Stated problem
Repeat the listing in full, exactly as it stands.

══════

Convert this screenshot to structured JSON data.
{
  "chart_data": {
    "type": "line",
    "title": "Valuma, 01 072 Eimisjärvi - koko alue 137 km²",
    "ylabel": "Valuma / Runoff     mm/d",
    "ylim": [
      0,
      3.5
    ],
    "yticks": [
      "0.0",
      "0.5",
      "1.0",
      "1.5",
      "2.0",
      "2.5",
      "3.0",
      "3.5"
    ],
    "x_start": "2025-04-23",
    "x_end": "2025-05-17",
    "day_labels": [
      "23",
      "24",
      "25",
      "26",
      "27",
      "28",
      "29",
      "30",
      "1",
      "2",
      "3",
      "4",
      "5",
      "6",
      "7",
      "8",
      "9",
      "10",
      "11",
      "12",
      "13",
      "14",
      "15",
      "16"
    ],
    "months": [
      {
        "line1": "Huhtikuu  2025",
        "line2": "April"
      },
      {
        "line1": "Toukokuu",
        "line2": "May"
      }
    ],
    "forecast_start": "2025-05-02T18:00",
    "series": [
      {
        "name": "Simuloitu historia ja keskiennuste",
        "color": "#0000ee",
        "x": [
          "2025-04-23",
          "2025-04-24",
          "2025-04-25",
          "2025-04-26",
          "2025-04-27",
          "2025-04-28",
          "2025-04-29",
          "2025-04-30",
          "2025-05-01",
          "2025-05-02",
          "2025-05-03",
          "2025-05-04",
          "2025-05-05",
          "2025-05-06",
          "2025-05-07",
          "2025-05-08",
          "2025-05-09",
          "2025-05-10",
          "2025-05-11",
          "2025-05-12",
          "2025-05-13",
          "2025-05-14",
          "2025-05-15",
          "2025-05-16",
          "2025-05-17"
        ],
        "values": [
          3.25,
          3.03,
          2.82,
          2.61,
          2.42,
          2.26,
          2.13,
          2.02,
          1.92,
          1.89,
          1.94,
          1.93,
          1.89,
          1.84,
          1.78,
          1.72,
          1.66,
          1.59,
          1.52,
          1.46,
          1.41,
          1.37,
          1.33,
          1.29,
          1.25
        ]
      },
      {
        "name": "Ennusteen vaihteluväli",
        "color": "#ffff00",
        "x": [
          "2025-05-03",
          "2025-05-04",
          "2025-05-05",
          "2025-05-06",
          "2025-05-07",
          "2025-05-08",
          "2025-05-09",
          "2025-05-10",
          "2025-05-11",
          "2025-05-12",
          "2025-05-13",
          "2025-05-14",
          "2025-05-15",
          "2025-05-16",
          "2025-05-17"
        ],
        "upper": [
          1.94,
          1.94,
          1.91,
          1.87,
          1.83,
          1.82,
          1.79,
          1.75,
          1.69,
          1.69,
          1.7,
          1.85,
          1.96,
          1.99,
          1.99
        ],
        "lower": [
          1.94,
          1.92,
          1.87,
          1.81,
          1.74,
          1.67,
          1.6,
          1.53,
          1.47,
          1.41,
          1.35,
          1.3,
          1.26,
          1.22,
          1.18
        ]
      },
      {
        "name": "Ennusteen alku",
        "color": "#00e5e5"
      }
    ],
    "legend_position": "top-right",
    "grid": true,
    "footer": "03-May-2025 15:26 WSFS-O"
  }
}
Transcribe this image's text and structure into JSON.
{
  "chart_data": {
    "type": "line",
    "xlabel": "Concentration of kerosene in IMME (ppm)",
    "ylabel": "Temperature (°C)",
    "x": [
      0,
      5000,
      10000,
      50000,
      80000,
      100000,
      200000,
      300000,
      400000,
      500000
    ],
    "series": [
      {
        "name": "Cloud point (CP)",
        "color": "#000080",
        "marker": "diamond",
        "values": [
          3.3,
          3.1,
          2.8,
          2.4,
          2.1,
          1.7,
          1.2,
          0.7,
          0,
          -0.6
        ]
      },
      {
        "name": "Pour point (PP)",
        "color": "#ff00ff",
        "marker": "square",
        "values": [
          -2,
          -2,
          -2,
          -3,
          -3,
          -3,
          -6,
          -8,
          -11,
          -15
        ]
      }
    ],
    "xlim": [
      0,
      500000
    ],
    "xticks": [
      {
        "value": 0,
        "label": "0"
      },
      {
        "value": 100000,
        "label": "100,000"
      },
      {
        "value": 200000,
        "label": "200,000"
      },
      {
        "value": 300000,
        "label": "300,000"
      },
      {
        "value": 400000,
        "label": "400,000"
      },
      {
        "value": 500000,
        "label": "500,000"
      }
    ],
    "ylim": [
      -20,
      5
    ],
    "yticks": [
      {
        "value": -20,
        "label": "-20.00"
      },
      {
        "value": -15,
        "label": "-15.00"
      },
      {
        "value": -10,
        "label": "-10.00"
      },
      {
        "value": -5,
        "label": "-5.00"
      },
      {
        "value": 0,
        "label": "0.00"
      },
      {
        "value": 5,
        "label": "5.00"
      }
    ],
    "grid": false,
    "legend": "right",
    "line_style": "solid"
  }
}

══════

Right answer
Convert this screenshot to structured JSON data.
{
  "chart_data": {
    "type": "line",
    "title": "Valuma, 01 072 Eimisjärvi - koko alue 137 km²",
    "ylabel": "Valuma / Runoff     mm/d",
    "ylim": [
      0,
      3.5
    ],
    "yticks": [
      "0.0",
      "0.5",
      "1.0",
      "1.5",
      "2.0",
      "2.5",
      "3.0",
      "3.5"
    ],
    "x_start": "2025-04-23",
    "x_end": "2025-05-17",
    "day_labels": [
      "23",
      "24",
      "25",
      "26",
      "27",
      "28",
      "29",
      "30",
      "1",
      "2",
      "3",
      "4",
      "5",
      "6",
      "7",
      "8",
      "9",
      "10",
      "11",
      "12",
      "13",
      "14",
      "15",
      "16"
    ],
    "months": [
      {
        "line1": "Huhtikuu  2025",
        "line2": "April"
      },
      {
        "line1": "Toukokuu",
        "line2": "May"
      }
    ],
    "forecast_start": "2025-05-02T18:00",
    "series": [
      {
        "name": "Simuloitu historia ja keskiennuste",
        "color": "#0000ee",
        "x": [
          "2025-04-23",
          "2025-04-24",
          "2025-04-25",
          "2025-04-26",
          "2025-04-27",
          "2025-04-28",
          "2025-04-29",
          "2025-04-30",
          "2025-05-01",
          "2025-05-02",
          "2025-05-03",
          "2025-05-04",
          "2025-05-05",
          "2025-05-06",
          "2025-05-07",
          "2025-05-08",
          "2025-05-09",
          "2025-05-10",
          "2025-05-11",
          "2025-05-12",
          "2025-05-13",
          "2025-05-14",
          "2025-05-15",
          "2025-05-16",
          "2025-05-17"
        ],
        "values": [
          3.25,
          3.03,
          2.82,
          2.61,
          2.42,
          2.26,
          2.13,
          2.02,
          1.92,
          1.89,
          1.94,
          1.93,
          1.89,
          1.84,
          1.78,
          1.72,
          1.66,
          1.59,
          1.52,
          1.46,
          1.41,
          1.37,
          1.33,
          1.29,
          1.25
        ]
      },
      {
        "name": "Ennusteen vaihteluväli",
        "color": "#ffff00",
        "x": [
          "2025-05-03",
          "2025-05-04",
          "2025-05-05",
          "2025-05-06",
          "2025-05-07",
          "2025-05-08",
          "2025-05-09",
          "2025-05-10",
          "2025-05-11",
          "2025-05-12",
          "2025-05-13",
          "2025-05-14",
          "2025-05-15",
          "2025-05-16",
          "2025-05-17"
        ],
        "upper": [
          1.94,
          1.94,
          1.91,
          1.87,
          1.83,
          1.82,
          1.79,
          1.75,
          1.69,
          1.69,
          1.7,
          1.85,
          1.96,
          1.99,
          1.99
        ],
        "lower": [
          1.94,
          1.92,
          1.87,
          1.81,
          1.74,
          1.67,
          1.6,
          1.53,
          1.47,
          1.41,
          1.35,
          1.3,
          1.26,
          1.22,
          1.18
        ]
      },
      {
        "name": "Ennusteen alku",
        "color": "#00e5e5"
      }
    ],
    "legend_position": "top-right",
    "grid": true,
    "footer": "03-May-2025 15:26 WSFS-O"
  }
}
Transcribe this image's text and structure into JSON.
{
  "chart_data": {
    "type": "line",
    "xlabel": "Concentration of kerosene in IMME (ppm)",
    "ylabel": "Temperature (°C)",
    "x": [
      0,
      5000,
      10000,
      50000,
      80000,
      100000,
      200000,
      300000,
      400000,
      500000
    ],
    "series": [
      {
        "name": "Cloud point (CP)",
        "color": "#000080",
        "marker": "diamond",
        "values": [
          3.3,
          3.1,
          2.8,
          2.4,
          2.1,
          1.7,
          1.2,
          0.7,
          0,
          -0.6
        ]
      },
      {
        "name": "Pour point (PP)",
        "color": "#ff00ff",
        "marker": "square",
        "values": [
          -2,
          -2,
          -2,
          -3,
          -3,
          -3,
          -6,
          -8,
          -11,
          -15
        ]
      }
    ],
    "xlim": [
      0,
      500000
    ],
    "xticks": [
      {
        "value": 0,
        "label": "0"
      },
      {
        "value": 100000,
        "label": "100,000"
      },
      {
        "value": 200000,
        "label": "200,000"
      },
      {
        "value": 300000,
        "label": "300,000"
      },
      {
        "value": 400000,
        "label": "400,000"
      },
      {
        "value": 500000,
        "label": "500,000"
      }
    ],
    "ylim": [
      -20,
      5
    ],
    "yticks": [
      {
        "value": -20,
        "label": "-20.00"
      },
      {
        "value": -15,
        "label": "-15.00"
      },
      {
        "value": -10,
        "label": "-10.00"
      },
      {
        "value": -5,
        "label": "-5.00"
      },
      {
        "value": 0,
        "label": "0.00"
      },
      {
        "value": 5,
        "label": "5.00"
      }
    ],
    "grid": false,
    "legend": "right",
    "line_style": "solid"
  }
}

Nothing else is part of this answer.